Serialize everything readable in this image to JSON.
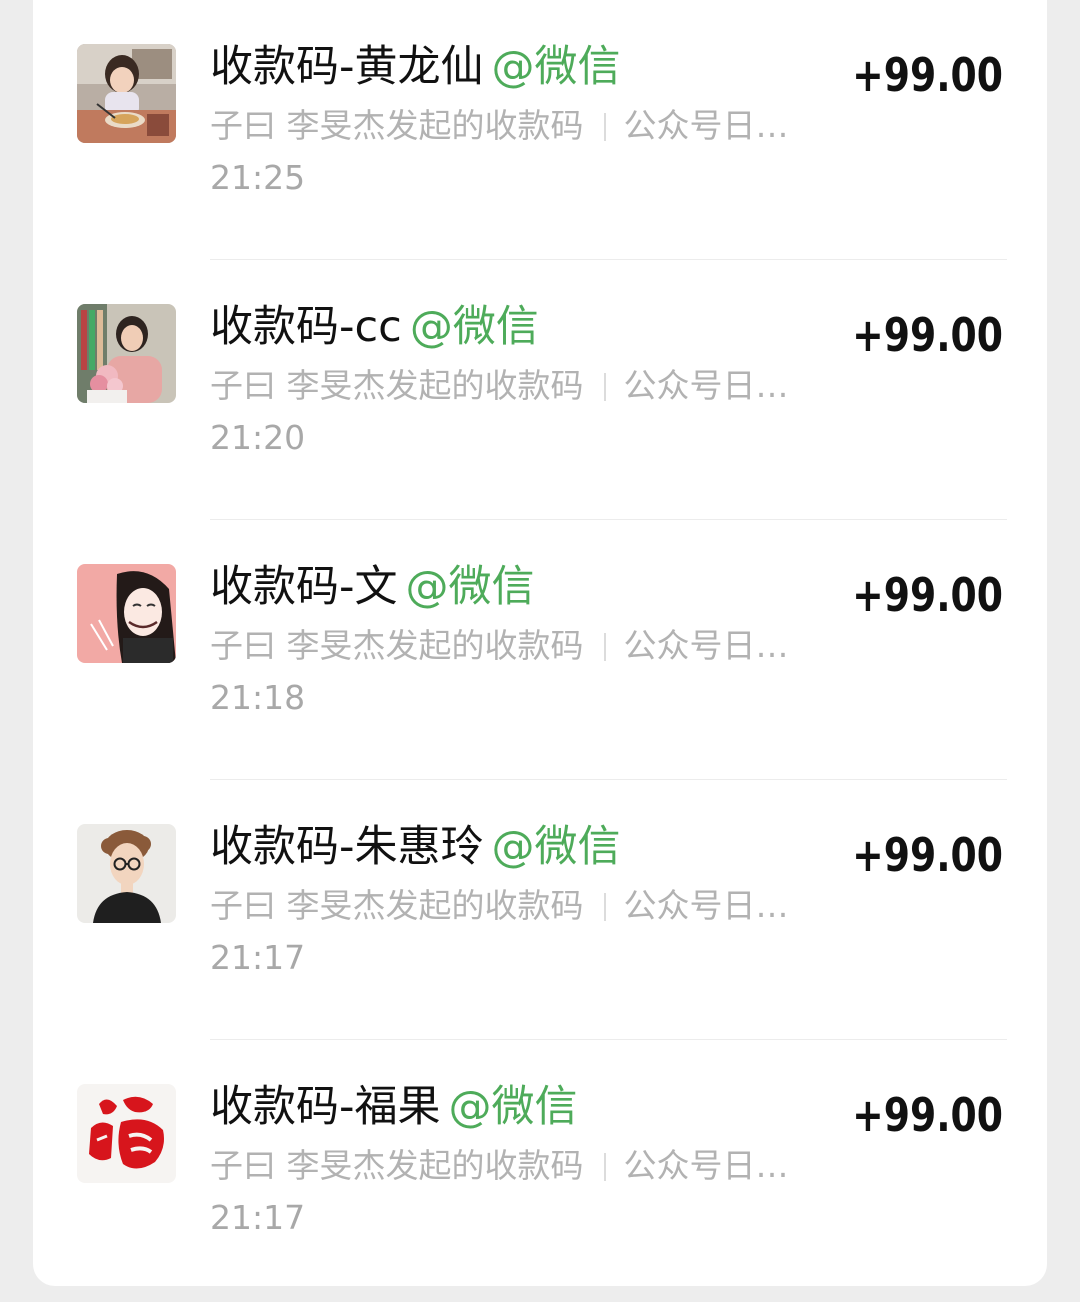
{
  "colors": {
    "tag": "#4eab5a",
    "amount": "#111111",
    "secondary": "#b2b2b2"
  },
  "records": [
    {
      "title": "收款码-黄龙仙",
      "tag": "@微信",
      "subtitle_left": "子曰 李旻杰发起的收款码",
      "subtitle_right": "公众号日…",
      "time": "21:25",
      "amount": "+99.00",
      "avatar": "child-eating-photo"
    },
    {
      "title": "收款码-cc",
      "tag": "@微信",
      "subtitle_left": "子曰 李旻杰发起的收款码",
      "subtitle_right": "公众号日…",
      "time": "21:20",
      "amount": "+99.00",
      "avatar": "woman-with-flowers-photo"
    },
    {
      "title": "收款码-文",
      "tag": "@微信",
      "subtitle_left": "子曰 李旻杰发起的收款码",
      "subtitle_right": "公众号日…",
      "time": "21:18",
      "amount": "+99.00",
      "avatar": "cartoon-girl-pink"
    },
    {
      "title": "收款码-朱惠玲",
      "tag": "@微信",
      "subtitle_left": "子曰 李旻杰发起的收款码",
      "subtitle_right": "公众号日…",
      "time": "21:17",
      "amount": "+99.00",
      "avatar": "cartoon-person-glasses"
    },
    {
      "title": "收款码-福果",
      "tag": "@微信",
      "subtitle_left": "子曰 李旻杰发起的收款码",
      "subtitle_right": "公众号日…",
      "time": "21:17",
      "amount": "+99.00",
      "avatar": "fu-character-logo"
    }
  ]
}
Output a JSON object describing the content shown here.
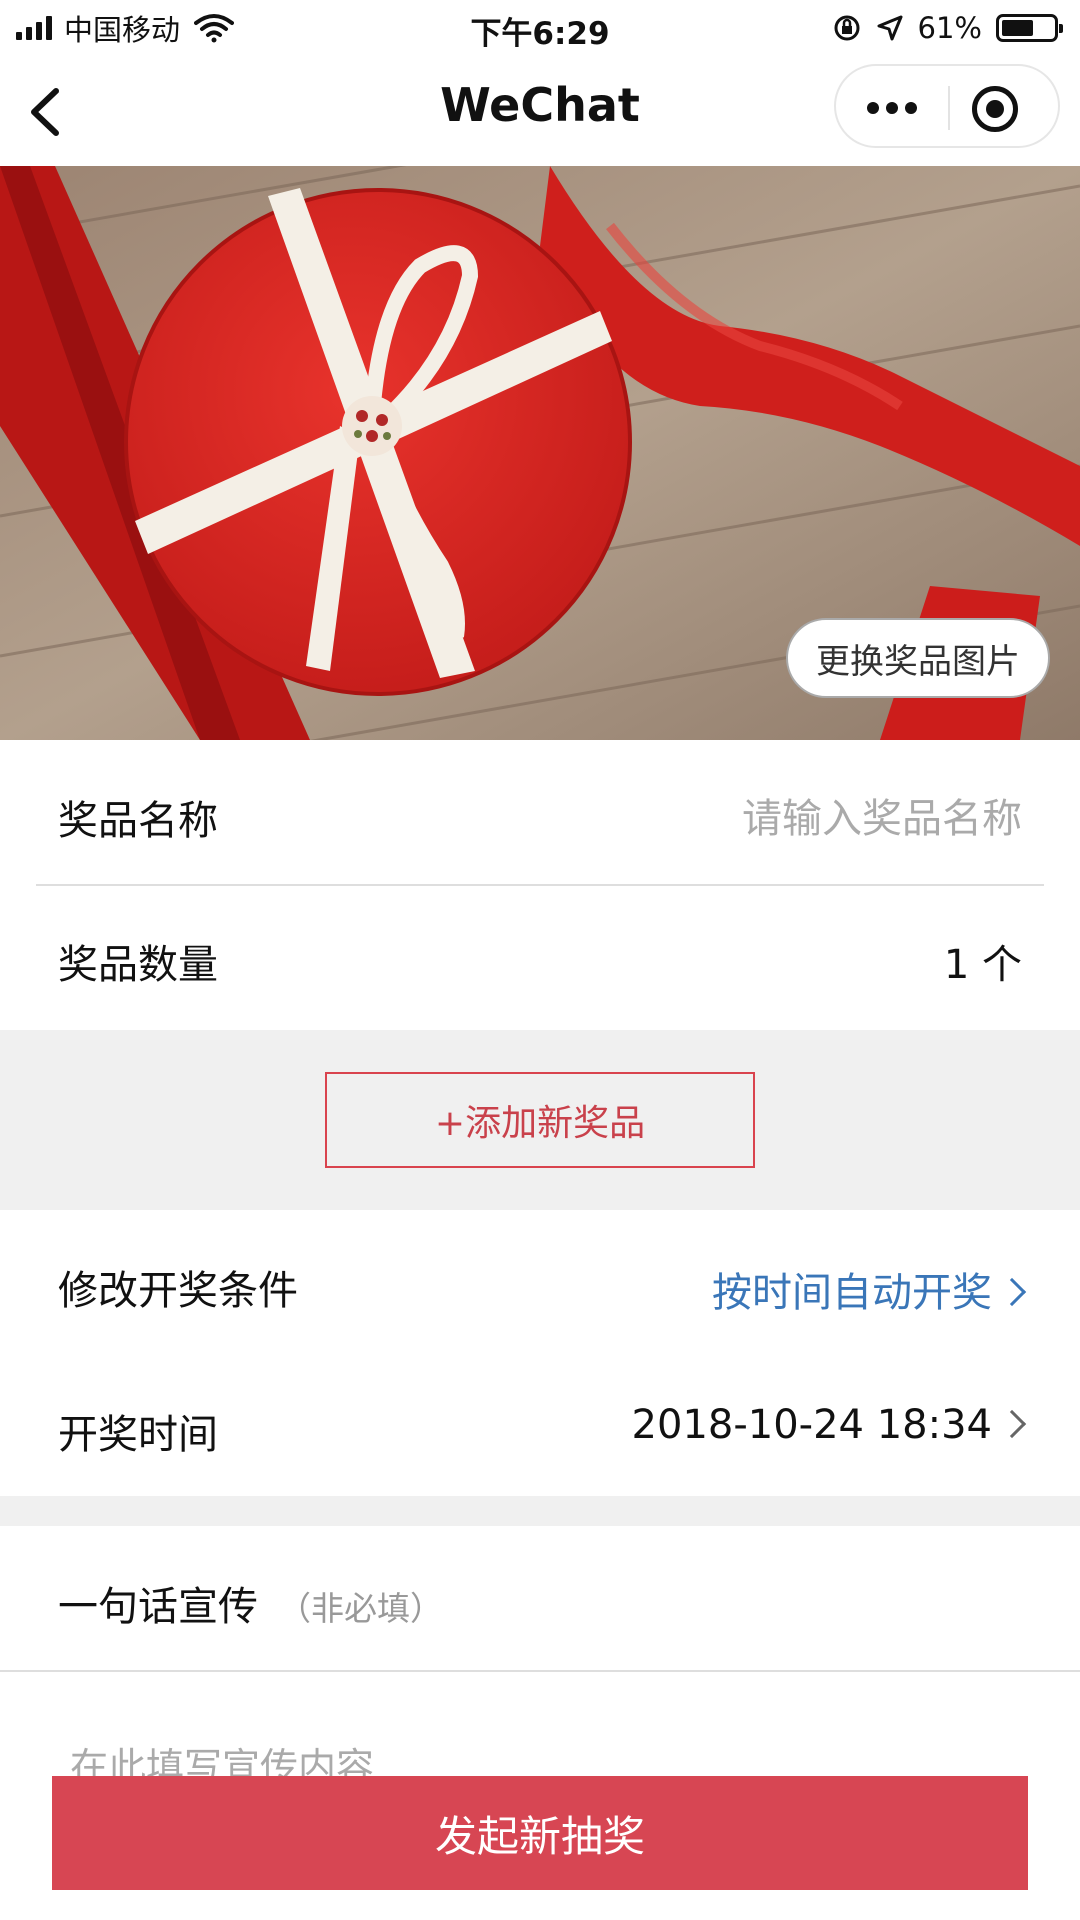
{
  "status_bar": {
    "carrier": "中国移动",
    "time": "下午6:29",
    "battery_percent": "61%",
    "battery_level": 0.61,
    "icons": [
      "signal-icon",
      "wifi-icon",
      "orientation-lock-icon",
      "location-icon",
      "battery-icon"
    ]
  },
  "nav": {
    "title": "WeChat",
    "icons": [
      "back-icon",
      "more-icon",
      "close-miniprogram-icon"
    ]
  },
  "hero": {
    "change_image_label": "更换奖品图片",
    "colors": {
      "gift_red": "#d8231f",
      "ribbon_white": "#f4efe6",
      "wood": "#a89583"
    }
  },
  "form": {
    "prize_name": {
      "label": "奖品名称",
      "placeholder": "请输入奖品名称"
    },
    "prize_quantity": {
      "label": "奖品数量",
      "value": "1 个"
    },
    "add_prize_label": "+添加新奖品",
    "draw_condition": {
      "label": "修改开奖条件",
      "value": "按时间自动开奖"
    },
    "draw_time": {
      "label": "开奖时间",
      "value": "2018-10-24 18:34"
    },
    "slogan": {
      "label": "一句话宣传",
      "note": "（非必填）",
      "placeholder": "在此填写宣传内容"
    }
  },
  "submit_label": "发起新抽奖",
  "colors": {
    "accent_red": "#d74653",
    "link_blue": "#3a76b8",
    "band_gray": "#f0f0f0"
  }
}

**WHAT YOU WILL DO**
Transcribe the records above exactly as they appear, leaving out any pictures.

**SOLUTION FOR THIS EXERCISE**
Serialize everything readable in this image to JSON.
{
  "colors": {
    "tag": "#4eab5a",
    "amount": "#111111",
    "secondary": "#b2b2b2"
  },
  "records": [
    {
      "title": "收款码-黄龙仙",
      "tag": "@微信",
      "subtitle_left": "子曰 李旻杰发起的收款码",
      "subtitle_right": "公众号日…",
      "time": "21:25",
      "amount": "+99.00",
      "avatar": "child-eating-photo"
    },
    {
      "title": "收款码-cc",
      "tag": "@微信",
      "subtitle_left": "子曰 李旻杰发起的收款码",
      "subtitle_right": "公众号日…",
      "time": "21:20",
      "amount": "+99.00",
      "avatar": "woman-with-flowers-photo"
    },
    {
      "title": "收款码-文",
      "tag": "@微信",
      "subtitle_left": "子曰 李旻杰发起的收款码",
      "subtitle_right": "公众号日…",
      "time": "21:18",
      "amount": "+99.00",
      "avatar": "cartoon-girl-pink"
    },
    {
      "title": "收款码-朱惠玲",
      "tag": "@微信",
      "subtitle_left": "子曰 李旻杰发起的收款码",
      "subtitle_right": "公众号日…",
      "time": "21:17",
      "amount": "+99.00",
      "avatar": "cartoon-person-glasses"
    },
    {
      "title": "收款码-福果",
      "tag": "@微信",
      "subtitle_left": "子曰 李旻杰发起的收款码",
      "subtitle_right": "公众号日…",
      "time": "21:17",
      "amount": "+99.00",
      "avatar": "fu-character-logo"
    }
  ]
}
Output a JSON object describing the content shown here.
{
  "status_bar": {
    "carrier": "中国移动",
    "time": "下午6:29",
    "battery_percent": "61%",
    "battery_level": 0.61,
    "icons": [
      "signal-icon",
      "wifi-icon",
      "orientation-lock-icon",
      "location-icon",
      "battery-icon"
    ]
  },
  "nav": {
    "title": "WeChat",
    "icons": [
      "back-icon",
      "more-icon",
      "close-miniprogram-icon"
    ]
  },
  "hero": {
    "change_image_label": "更换奖品图片",
    "colors": {
      "gift_red": "#d8231f",
      "ribbon_white": "#f4efe6",
      "wood": "#a89583"
    }
  },
  "form": {
    "prize_name": {
      "label": "奖品名称",
      "placeholder": "请输入奖品名称"
    },
    "prize_quantity": {
      "label": "奖品数量",
      "value": "1 个"
    },
    "add_prize_label": "+添加新奖品",
    "draw_condition": {
      "label": "修改开奖条件",
      "value": "按时间自动开奖"
    },
    "draw_time": {
      "label": "开奖时间",
      "value": "2018-10-24 18:34"
    },
    "slogan": {
      "label": "一句话宣传",
      "note": "（非必填）",
      "placeholder": "在此填写宣传内容"
    }
  },
  "submit_label": "发起新抽奖",
  "colors": {
    "accent_red": "#d74653",
    "link_blue": "#3a76b8",
    "band_gray": "#f0f0f0"
  }
}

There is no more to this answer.